*Provided entries*:
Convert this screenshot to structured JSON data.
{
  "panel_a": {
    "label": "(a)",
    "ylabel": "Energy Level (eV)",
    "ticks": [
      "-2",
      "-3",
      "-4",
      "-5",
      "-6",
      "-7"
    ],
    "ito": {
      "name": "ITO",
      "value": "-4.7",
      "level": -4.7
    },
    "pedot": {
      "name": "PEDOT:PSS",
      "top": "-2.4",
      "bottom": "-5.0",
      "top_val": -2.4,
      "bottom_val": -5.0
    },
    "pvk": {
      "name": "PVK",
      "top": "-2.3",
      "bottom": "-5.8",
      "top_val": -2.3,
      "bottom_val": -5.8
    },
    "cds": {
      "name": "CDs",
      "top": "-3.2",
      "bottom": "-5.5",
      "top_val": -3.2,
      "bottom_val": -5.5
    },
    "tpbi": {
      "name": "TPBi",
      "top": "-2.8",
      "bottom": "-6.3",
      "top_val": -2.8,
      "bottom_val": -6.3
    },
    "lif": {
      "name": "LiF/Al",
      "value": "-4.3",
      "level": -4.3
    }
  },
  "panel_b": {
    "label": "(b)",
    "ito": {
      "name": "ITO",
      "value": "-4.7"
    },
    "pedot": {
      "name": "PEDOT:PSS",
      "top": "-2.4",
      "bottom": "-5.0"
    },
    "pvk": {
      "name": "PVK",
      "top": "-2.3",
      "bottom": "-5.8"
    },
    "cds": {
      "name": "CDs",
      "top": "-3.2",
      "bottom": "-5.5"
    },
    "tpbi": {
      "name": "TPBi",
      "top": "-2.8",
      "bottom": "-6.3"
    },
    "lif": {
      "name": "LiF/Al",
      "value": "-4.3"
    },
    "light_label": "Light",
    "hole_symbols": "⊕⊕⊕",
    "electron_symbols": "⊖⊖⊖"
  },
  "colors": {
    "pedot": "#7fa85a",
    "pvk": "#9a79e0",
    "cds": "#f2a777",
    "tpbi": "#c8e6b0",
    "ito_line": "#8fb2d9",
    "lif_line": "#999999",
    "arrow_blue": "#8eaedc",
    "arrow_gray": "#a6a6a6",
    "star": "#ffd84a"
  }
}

*Do this*: Repeat the material from above exactly, word for word.

*Output of the exercise*:
Convert this screenshot to structured JSON data.
{
  "panel_a": {
    "label": "(a)",
    "ylabel": "Energy Level (eV)",
    "ticks": [
      "-2",
      "-3",
      "-4",
      "-5",
      "-6",
      "-7"
    ],
    "ito": {
      "name": "ITO",
      "value": "-4.7",
      "level": -4.7
    },
    "pedot": {
      "name": "PEDOT:PSS",
      "top": "-2.4",
      "bottom": "-5.0",
      "top_val": -2.4,
      "bottom_val": -5.0
    },
    "pvk": {
      "name": "PVK",
      "top": "-2.3",
      "bottom": "-5.8",
      "top_val": -2.3,
      "bottom_val": -5.8
    },
    "cds": {
      "name": "CDs",
      "top": "-3.2",
      "bottom": "-5.5",
      "top_val": -3.2,
      "bottom_val": -5.5
    },
    "tpbi": {
      "name": "TPBi",
      "top": "-2.8",
      "bottom": "-6.3",
      "top_val": -2.8,
      "bottom_val": -6.3
    },
    "lif": {
      "name": "LiF/Al",
      "value": "-4.3",
      "level": -4.3
    }
  },
  "panel_b": {
    "label": "(b)",
    "ito": {
      "name": "ITO",
      "value": "-4.7"
    },
    "pedot": {
      "name": "PEDOT:PSS",
      "top": "-2.4",
      "bottom": "-5.0"
    },
    "pvk": {
      "name": "PVK",
      "top": "-2.3",
      "bottom": "-5.8"
    },
    "cds": {
      "name": "CDs",
      "top": "-3.2",
      "bottom": "-5.5"
    },
    "tpbi": {
      "name": "TPBi",
      "top": "-2.8",
      "bottom": "-6.3"
    },
    "lif": {
      "name": "LiF/Al",
      "value": "-4.3"
    },
    "light_label": "Light",
    "hole_symbols": "⊕⊕⊕",
    "electron_symbols": "⊖⊖⊖"
  },
  "colors": {
    "pedot": "#7fa85a",
    "pvk": "#9a79e0",
    "cds": "#f2a777",
    "tpbi": "#c8e6b0",
    "ito_line": "#8fb2d9",
    "lif_line": "#999999",
    "arrow_blue": "#8eaedc",
    "arrow_gray": "#a6a6a6",
    "star": "#ffd84a"
  }
}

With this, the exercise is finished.